──────── THE DATA ────────
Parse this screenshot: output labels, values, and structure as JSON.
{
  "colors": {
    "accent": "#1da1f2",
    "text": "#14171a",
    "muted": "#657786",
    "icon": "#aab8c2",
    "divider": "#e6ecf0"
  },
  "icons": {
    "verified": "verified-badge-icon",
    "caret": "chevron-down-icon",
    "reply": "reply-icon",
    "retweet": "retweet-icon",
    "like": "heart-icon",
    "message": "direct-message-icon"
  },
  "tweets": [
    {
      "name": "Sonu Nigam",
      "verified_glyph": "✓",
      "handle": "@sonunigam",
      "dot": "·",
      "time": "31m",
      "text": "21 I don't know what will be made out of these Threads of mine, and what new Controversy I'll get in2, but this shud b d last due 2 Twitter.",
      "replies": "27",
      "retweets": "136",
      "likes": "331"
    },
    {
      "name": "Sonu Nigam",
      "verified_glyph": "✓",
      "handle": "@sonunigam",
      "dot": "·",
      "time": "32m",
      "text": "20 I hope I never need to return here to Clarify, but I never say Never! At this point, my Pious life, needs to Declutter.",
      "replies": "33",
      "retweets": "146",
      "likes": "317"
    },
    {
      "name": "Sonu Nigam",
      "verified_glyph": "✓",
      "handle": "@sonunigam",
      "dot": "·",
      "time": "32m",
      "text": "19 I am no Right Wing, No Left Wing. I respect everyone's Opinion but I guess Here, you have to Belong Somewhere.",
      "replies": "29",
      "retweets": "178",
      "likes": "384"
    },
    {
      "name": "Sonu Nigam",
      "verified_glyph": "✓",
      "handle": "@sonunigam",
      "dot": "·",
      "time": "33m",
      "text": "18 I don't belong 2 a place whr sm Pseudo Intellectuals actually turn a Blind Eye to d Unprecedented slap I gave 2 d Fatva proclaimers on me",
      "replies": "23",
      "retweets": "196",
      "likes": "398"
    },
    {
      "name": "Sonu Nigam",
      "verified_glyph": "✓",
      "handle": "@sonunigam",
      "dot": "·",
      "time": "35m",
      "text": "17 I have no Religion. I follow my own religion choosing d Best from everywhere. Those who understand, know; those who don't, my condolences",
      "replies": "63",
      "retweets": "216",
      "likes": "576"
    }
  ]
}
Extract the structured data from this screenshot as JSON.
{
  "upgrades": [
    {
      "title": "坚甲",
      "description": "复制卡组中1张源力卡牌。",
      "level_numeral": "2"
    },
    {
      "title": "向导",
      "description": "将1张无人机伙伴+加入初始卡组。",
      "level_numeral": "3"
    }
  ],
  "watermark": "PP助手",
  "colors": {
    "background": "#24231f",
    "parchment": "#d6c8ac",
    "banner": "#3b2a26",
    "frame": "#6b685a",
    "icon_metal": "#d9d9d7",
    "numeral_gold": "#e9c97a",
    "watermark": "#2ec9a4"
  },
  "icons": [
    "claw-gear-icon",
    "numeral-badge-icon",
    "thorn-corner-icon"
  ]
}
────────
EXERCISE DETAILS:
Which lines of the material contain the string "know"? List each of them.

EXPECTED OUTPUT:
      "text": "21 I don't know what will be made out of these Threads of mine, and what new Controversy I'll get in2, but this shud b d last due 2 Twitter.",
      "text": "17 I have no Religion. I follow my own religion choosing d Best from everywhere. Those who understand, know; those who don't, my condolences",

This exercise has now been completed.